• DO THIS
From the line containing "Extract all readable text from this page." to the end of the listing, write out every line exactly; leave out everything else.
>> Start
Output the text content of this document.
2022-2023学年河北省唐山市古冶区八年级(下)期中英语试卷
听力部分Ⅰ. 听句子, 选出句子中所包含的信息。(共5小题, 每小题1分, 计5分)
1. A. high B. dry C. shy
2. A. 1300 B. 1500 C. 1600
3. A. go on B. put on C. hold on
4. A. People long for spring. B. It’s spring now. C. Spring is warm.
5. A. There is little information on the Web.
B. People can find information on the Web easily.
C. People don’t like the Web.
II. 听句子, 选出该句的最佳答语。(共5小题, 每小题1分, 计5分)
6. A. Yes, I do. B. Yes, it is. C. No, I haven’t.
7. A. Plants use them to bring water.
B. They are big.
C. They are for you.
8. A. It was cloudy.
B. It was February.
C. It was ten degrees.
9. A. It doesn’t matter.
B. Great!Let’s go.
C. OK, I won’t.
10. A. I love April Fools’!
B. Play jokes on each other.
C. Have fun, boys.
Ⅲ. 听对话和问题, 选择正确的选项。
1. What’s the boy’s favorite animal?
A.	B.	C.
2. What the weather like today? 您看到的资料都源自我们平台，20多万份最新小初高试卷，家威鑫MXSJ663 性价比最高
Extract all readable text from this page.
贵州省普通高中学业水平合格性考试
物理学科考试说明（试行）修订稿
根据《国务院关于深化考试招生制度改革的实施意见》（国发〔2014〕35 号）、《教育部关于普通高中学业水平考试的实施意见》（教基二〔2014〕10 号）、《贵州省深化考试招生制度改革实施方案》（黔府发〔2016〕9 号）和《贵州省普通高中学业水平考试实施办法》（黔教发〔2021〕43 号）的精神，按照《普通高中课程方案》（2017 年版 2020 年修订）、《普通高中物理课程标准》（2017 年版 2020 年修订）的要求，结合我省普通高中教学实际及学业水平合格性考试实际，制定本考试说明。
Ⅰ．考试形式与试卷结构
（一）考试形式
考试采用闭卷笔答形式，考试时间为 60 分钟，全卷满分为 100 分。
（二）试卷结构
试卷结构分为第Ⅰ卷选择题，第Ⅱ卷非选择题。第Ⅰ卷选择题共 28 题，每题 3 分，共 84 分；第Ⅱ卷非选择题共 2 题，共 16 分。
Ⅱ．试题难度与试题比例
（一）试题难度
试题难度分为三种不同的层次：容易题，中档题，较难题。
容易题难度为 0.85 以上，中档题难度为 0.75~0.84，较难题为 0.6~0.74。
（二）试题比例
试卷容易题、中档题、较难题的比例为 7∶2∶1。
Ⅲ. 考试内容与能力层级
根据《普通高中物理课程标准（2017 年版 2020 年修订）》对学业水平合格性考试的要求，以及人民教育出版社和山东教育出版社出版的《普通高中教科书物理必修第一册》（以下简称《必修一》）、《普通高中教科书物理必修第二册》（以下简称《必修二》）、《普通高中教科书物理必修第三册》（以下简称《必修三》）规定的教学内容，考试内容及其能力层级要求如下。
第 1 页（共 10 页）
>> End
• TASK OUTPUT
Extract all readable text from this page.
贵州省普通高中学业水平合格性考试
物理学科考试说明（试行）修订稿
根据《国务院关于深化考试招生制度改革的实施意见》（国发〔2014〕35 号）、《教育部关于普通高中学业水平考试的实施意见》（教基二〔2014〕10 号）、《贵州省深化考试招生制度改革实施方案》（黔府发〔2016〕9 号）和《贵州省普通高中学业水平考试实施办法》（黔教发〔2021〕43 号）的精神，按照《普通高中课程方案》（2017 年版 2020 年修订）、《普通高中物理课程标准》（2017 年版 2020 年修订）的要求，结合我省普通高中教学实际及学业水平合格性考试实际，制定本考试说明。
Ⅰ．考试形式与试卷结构
（一）考试形式
考试采用闭卷笔答形式，考试时间为 60 分钟，全卷满分为 100 分。
（二）试卷结构
试卷结构分为第Ⅰ卷选择题，第Ⅱ卷非选择题。第Ⅰ卷选择题共 28 题，每题 3 分，共 84 分；第Ⅱ卷非选择题共 2 题，共 16 分。
Ⅱ．试题难度与试题比例
（一）试题难度
试题难度分为三种不同的层次：容易题，中档题，较难题。
容易题难度为 0.85 以上，中档题难度为 0.75~0.84，较难题为 0.6~0.74。
（二）试题比例
试卷容易题、中档题、较难题的比例为 7∶2∶1。
Ⅲ. 考试内容与能力层级
根据《普通高中物理课程标准（2017 年版 2020 年修订）》对学业水平合格性考试的要求，以及人民教育出版社和山东教育出版社出版的《普通高中教科书物理必修第一册》（以下简称《必修一》）、《普通高中教科书物理必修第二册》（以下简称《必修二》）、《普通高中教科书物理必修第三册》（以下简称《必修三》）规定的教学内容，考试内容及其能力层级要求如下。
第 1 页（共 10 页）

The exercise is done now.